(Dataset items)
▶
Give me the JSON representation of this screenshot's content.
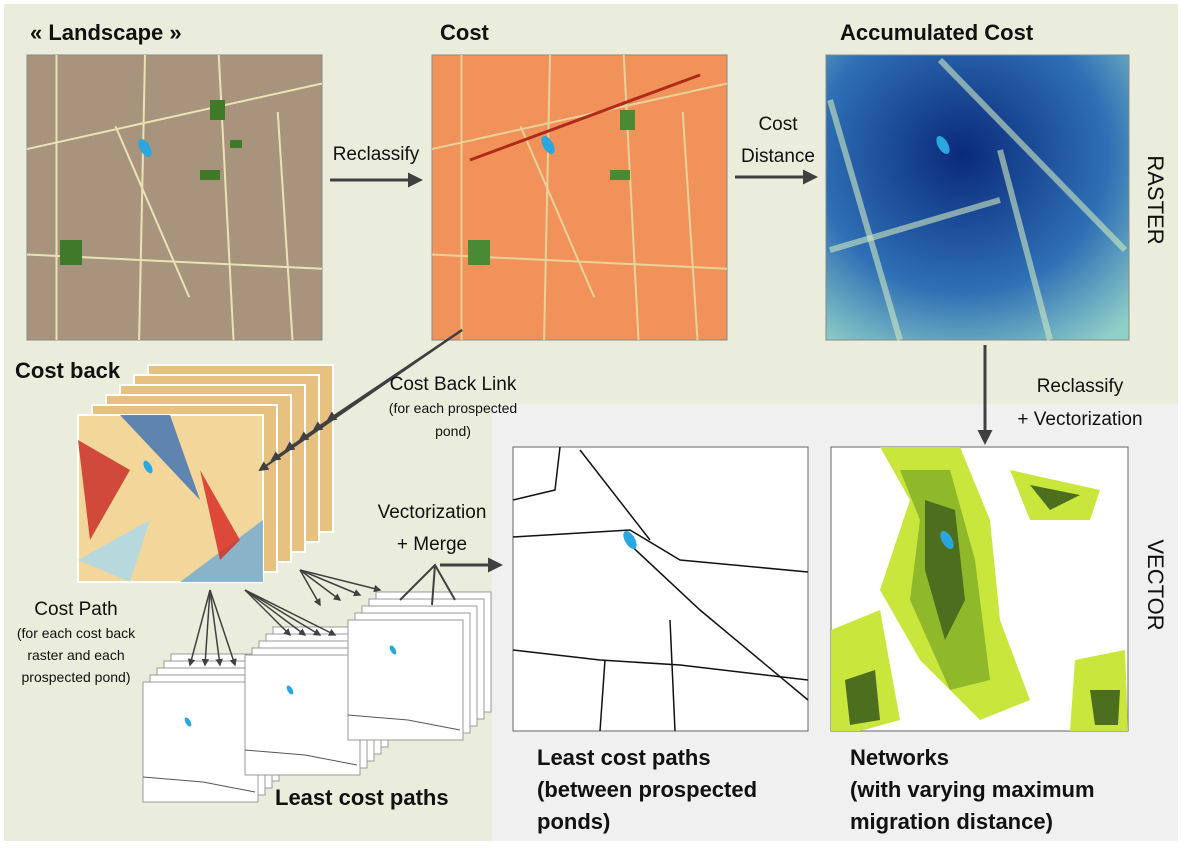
{
  "sections": {
    "raster": "RASTER",
    "vector": "VECTOR"
  },
  "panels": [
    {
      "title": "« Landscape »"
    },
    {
      "title": "Cost"
    },
    {
      "title": "Accumulated Cost"
    },
    {
      "title": "Cost back"
    },
    {
      "title": "Least cost paths"
    },
    {
      "title_lines": [
        "Least cost paths",
        "(between prospected",
        "ponds)"
      ]
    },
    {
      "title_lines": [
        "Networks",
        "(with varying maximum",
        "migration distance)"
      ]
    }
  ],
  "steps": [
    {
      "label_lines": [
        "Reclassify"
      ]
    },
    {
      "label_lines": [
        "Cost",
        "Distance"
      ]
    },
    {
      "label_lines": [
        "Cost Back Link"
      ],
      "note_lines": [
        "(for each prospected",
        "pond)"
      ]
    },
    {
      "label_lines": [
        "Reclassify",
        "+ Vectorization"
      ]
    },
    {
      "label_lines": [
        "Vectorization",
        "+ Merge"
      ]
    },
    {
      "label_lines": [
        "Cost Path"
      ],
      "note_lines": [
        "(for each cost back",
        "raster and each",
        "prospected pond)"
      ]
    }
  ]
}
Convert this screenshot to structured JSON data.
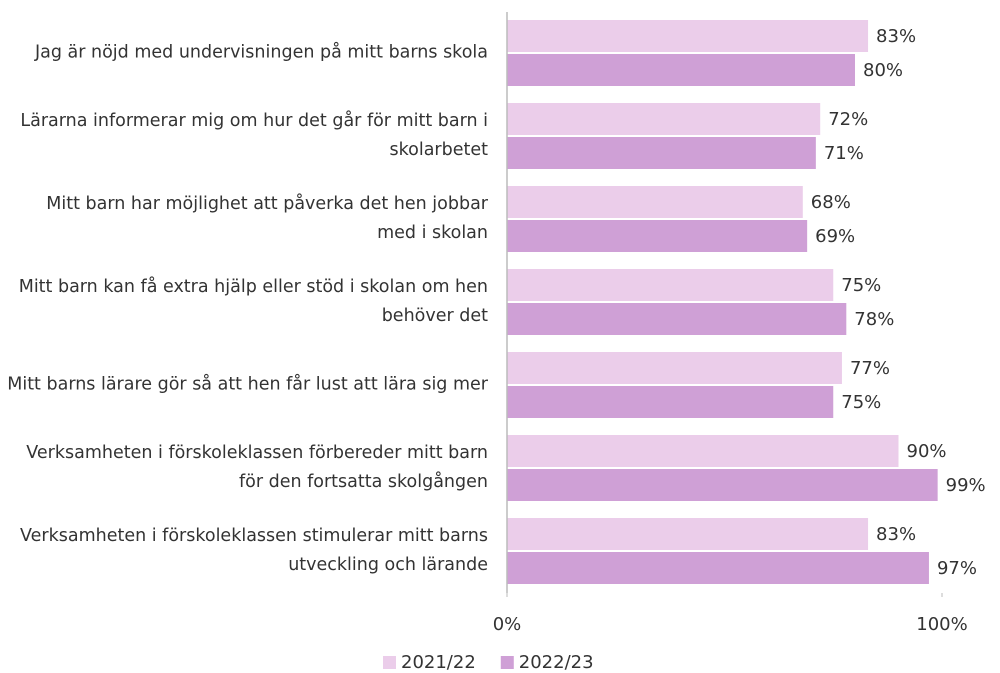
{
  "chart_data": {
    "type": "bar",
    "orientation": "horizontal",
    "categories": [
      "Jag är nöjd med undervisningen på mitt barns skola",
      "Lärarna informerar mig om hur det går för mitt barn i skolarbetet",
      "Mitt barn har möjlighet att påverka det hen jobbar med i skolan",
      "Mitt barn kan få extra hjälp eller stöd i skolan om hen behöver det",
      "Mitt barns lärare gör så att hen får lust att lära sig mer",
      "Verksamheten i förskoleklassen förbereder mitt barn för den fortsatta skolgången",
      "Verksamheten i förskoleklassen stimulerar mitt barns utveckling och lärande"
    ],
    "series": [
      {
        "name": "2021/22",
        "color": "#ebcdea",
        "values": [
          83,
          72,
          68,
          75,
          77,
          90,
          83
        ],
        "value_labels": [
          "83%",
          "72%",
          "68%",
          "75%",
          "77%",
          "90%",
          "83%"
        ]
      },
      {
        "name": "2022/23",
        "color": "#cfa0d6",
        "values": [
          80,
          71,
          69,
          78,
          75,
          99,
          97
        ],
        "value_labels": [
          "80%",
          "71%",
          "69%",
          "78%",
          "75%",
          "99%",
          "97%"
        ]
      }
    ],
    "xlim": [
      0,
      100
    ],
    "xticks": [
      {
        "value": 0,
        "label": "0%"
      },
      {
        "value": 100,
        "label": "100%"
      }
    ],
    "legend": "bottom"
  }
}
◀
Stated goal
Lines containing the word "förskoleklassen" are to be counted in the listing; state their number alone.

Exercise response
2